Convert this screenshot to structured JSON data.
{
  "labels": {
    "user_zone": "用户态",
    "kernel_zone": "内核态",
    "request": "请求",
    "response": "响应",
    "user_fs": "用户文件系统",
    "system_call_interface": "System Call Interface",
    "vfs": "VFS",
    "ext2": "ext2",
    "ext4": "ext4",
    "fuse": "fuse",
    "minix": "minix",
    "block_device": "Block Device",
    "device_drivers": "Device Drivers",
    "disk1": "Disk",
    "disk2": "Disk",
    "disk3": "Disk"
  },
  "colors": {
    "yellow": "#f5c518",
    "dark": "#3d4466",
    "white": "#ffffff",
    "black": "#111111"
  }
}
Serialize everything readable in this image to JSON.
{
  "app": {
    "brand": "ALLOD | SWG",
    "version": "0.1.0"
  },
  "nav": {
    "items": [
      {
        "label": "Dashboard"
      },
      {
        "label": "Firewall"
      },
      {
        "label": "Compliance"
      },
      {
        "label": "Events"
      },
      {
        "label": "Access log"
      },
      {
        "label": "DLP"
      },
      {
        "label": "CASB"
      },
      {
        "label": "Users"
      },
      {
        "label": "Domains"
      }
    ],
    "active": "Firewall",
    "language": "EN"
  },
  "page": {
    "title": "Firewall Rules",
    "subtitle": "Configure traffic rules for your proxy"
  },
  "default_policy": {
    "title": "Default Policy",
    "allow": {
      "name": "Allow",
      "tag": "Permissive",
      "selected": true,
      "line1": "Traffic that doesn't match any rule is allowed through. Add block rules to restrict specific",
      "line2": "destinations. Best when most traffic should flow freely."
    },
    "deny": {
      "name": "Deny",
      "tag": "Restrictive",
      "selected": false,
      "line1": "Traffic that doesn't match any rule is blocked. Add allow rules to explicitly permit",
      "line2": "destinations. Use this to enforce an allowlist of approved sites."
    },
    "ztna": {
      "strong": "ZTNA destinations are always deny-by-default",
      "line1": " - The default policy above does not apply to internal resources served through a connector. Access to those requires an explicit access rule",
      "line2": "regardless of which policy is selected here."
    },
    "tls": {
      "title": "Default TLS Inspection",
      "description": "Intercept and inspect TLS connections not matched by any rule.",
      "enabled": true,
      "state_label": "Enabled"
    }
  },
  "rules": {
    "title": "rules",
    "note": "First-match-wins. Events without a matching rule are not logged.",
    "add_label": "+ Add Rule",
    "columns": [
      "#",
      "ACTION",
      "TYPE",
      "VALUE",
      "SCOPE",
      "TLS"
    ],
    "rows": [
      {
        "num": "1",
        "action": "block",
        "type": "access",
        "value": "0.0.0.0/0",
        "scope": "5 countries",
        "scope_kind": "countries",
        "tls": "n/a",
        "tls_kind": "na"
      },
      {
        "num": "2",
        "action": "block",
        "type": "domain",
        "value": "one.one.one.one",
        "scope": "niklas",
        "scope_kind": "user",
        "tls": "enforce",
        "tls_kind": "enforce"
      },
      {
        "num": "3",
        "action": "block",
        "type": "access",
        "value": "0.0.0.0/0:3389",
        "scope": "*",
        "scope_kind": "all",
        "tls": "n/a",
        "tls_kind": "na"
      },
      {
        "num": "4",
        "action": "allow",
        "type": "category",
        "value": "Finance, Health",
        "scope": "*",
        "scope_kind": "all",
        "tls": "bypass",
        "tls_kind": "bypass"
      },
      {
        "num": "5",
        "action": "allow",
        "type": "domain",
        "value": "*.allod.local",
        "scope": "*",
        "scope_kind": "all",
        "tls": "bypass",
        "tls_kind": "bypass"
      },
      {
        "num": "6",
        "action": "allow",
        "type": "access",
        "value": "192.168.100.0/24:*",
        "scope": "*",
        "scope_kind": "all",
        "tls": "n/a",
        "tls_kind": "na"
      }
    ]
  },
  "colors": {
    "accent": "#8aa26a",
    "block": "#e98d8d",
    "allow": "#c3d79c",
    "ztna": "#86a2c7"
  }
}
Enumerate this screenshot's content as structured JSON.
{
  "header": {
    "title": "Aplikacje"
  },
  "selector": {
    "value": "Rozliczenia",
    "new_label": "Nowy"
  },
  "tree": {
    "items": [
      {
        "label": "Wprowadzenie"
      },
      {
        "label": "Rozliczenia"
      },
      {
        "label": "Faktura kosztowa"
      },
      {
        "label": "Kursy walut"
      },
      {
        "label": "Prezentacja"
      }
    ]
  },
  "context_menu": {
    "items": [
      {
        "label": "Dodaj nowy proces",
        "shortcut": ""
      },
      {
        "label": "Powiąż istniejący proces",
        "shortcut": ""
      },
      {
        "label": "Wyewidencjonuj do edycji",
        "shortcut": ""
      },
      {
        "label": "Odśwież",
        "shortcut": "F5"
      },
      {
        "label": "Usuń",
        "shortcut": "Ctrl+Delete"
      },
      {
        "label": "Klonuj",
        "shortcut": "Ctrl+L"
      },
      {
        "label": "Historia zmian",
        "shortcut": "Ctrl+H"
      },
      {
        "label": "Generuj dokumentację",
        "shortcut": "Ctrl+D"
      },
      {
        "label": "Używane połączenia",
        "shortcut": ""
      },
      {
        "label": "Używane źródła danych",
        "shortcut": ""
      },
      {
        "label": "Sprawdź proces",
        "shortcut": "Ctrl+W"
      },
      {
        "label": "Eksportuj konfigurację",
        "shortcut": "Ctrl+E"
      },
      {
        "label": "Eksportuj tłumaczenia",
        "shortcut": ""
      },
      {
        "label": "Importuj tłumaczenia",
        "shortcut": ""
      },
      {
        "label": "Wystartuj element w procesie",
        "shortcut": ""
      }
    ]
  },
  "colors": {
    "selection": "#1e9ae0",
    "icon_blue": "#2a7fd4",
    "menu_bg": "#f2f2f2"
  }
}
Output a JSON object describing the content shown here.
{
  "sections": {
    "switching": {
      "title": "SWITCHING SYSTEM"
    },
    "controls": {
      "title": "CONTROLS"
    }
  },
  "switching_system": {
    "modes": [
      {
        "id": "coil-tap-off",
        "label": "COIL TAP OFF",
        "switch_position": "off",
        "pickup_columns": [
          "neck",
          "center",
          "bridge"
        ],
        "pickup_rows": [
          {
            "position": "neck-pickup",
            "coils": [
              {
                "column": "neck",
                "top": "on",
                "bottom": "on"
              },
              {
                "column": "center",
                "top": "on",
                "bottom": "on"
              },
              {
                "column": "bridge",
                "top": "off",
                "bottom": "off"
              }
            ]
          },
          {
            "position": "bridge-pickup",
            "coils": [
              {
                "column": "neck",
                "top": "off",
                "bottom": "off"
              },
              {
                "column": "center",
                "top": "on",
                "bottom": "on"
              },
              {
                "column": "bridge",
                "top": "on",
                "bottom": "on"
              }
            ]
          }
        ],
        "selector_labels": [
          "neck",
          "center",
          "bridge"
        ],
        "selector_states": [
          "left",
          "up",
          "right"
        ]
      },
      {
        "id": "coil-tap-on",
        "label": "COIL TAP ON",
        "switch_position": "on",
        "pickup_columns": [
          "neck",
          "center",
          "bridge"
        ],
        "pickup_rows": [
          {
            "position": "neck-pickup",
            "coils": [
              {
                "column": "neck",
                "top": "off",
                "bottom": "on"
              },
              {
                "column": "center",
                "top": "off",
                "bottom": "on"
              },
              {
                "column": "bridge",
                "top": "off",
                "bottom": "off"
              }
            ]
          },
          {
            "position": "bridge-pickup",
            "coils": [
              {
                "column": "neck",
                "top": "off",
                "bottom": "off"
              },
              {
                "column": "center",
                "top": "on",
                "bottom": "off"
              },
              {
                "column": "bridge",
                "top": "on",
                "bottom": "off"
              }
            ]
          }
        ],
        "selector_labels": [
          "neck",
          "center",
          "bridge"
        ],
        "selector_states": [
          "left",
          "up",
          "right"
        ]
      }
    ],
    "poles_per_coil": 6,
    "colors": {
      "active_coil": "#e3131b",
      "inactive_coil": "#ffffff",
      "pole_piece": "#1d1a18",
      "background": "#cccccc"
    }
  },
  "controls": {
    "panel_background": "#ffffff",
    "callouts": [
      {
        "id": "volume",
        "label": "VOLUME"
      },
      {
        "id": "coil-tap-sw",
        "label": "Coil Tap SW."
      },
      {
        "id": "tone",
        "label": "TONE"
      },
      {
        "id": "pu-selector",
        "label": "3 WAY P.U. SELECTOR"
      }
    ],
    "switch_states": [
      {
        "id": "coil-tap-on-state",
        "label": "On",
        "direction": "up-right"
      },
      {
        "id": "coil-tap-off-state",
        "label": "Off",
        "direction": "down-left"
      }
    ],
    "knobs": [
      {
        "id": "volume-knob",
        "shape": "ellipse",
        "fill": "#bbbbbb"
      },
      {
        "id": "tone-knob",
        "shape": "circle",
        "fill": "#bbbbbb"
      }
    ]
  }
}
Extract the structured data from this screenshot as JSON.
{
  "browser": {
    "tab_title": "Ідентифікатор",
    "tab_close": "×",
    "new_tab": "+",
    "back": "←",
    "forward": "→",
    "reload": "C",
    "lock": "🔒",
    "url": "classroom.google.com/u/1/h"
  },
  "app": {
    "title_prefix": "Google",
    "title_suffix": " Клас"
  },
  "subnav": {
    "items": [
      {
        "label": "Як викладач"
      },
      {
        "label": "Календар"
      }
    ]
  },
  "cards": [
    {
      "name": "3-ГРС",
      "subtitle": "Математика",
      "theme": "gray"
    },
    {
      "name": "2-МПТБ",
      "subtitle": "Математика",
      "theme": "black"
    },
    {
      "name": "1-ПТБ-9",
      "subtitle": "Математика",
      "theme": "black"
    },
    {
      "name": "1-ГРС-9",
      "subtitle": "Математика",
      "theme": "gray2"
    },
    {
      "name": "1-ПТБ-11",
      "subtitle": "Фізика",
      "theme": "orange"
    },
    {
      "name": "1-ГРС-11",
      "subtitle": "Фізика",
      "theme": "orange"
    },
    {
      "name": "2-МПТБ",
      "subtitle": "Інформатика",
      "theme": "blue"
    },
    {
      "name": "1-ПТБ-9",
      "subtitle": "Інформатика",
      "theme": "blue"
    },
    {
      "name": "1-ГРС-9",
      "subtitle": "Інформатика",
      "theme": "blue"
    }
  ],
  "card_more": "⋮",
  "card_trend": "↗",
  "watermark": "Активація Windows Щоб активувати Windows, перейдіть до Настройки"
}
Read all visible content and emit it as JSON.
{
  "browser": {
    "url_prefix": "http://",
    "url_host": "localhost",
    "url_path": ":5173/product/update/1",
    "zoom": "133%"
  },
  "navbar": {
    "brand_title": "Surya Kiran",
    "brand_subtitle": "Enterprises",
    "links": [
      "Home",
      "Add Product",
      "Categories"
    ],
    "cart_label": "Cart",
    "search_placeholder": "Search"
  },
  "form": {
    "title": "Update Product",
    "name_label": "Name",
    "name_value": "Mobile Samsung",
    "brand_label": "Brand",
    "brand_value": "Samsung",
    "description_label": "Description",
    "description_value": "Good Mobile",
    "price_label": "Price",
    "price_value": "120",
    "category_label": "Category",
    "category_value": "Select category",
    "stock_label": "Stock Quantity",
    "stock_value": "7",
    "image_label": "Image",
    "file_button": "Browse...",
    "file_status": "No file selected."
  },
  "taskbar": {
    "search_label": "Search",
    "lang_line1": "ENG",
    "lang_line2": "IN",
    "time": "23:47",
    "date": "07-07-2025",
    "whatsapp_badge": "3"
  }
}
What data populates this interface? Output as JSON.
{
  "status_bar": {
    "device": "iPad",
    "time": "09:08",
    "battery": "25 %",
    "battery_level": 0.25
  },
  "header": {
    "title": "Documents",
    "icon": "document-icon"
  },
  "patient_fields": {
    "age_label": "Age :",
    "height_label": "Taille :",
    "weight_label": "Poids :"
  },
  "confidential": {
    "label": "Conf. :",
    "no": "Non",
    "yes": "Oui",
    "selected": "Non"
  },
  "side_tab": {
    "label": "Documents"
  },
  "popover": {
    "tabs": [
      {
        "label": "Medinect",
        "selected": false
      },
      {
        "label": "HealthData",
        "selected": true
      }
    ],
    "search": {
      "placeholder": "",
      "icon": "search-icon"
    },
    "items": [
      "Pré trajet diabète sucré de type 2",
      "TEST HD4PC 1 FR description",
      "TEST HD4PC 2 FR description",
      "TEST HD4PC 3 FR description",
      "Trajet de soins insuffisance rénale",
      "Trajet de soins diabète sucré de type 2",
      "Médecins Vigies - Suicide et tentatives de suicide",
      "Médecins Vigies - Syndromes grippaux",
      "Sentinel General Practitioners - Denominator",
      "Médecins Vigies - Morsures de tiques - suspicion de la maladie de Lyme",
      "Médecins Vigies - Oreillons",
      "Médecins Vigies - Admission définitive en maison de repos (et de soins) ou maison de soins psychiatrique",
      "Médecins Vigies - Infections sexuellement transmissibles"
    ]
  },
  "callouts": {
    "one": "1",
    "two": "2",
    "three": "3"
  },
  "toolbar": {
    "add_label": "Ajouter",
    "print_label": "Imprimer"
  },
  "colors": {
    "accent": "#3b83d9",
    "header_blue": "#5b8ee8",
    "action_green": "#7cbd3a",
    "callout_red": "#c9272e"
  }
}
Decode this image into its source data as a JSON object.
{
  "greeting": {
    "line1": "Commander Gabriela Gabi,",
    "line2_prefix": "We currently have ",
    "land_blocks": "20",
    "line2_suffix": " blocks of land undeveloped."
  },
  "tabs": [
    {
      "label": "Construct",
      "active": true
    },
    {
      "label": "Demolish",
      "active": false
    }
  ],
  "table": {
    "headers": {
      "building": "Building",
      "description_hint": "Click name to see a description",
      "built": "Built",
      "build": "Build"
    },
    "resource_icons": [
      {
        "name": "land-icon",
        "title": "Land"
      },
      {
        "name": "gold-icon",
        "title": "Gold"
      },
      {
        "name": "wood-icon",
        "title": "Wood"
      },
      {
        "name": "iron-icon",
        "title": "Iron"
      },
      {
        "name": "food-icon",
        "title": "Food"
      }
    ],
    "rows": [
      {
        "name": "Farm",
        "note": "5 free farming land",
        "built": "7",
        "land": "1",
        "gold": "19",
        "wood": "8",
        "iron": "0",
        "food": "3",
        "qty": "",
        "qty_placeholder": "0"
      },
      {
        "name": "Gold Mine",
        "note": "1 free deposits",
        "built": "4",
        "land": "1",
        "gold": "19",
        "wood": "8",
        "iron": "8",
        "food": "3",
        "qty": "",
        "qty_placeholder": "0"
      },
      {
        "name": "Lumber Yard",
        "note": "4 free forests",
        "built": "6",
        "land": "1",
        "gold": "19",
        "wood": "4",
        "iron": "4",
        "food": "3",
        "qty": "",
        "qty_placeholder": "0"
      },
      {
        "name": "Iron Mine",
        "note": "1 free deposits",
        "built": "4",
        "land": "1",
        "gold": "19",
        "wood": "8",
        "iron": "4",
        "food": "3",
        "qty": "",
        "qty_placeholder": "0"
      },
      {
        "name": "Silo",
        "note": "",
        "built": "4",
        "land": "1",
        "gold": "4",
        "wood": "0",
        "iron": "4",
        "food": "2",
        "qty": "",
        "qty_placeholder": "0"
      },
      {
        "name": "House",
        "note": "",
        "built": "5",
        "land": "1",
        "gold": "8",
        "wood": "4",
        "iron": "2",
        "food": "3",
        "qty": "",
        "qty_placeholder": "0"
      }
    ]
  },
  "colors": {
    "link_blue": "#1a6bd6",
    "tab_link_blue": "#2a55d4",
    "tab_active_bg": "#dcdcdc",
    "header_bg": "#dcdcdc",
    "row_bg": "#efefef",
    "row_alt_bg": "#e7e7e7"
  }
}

......

From the data above, pick out each line containing "Ctrl" and copy it.

→ RESPONSE TO THIS EXERCISE
        "shortcut": "Ctrl+Delete"
        "shortcut": "Ctrl+L"
        "shortcut": "Ctrl+H"
        "shortcut": "Ctrl+D"
        "shortcut": "Ctrl+W"
        "shortcut": "Ctrl+E"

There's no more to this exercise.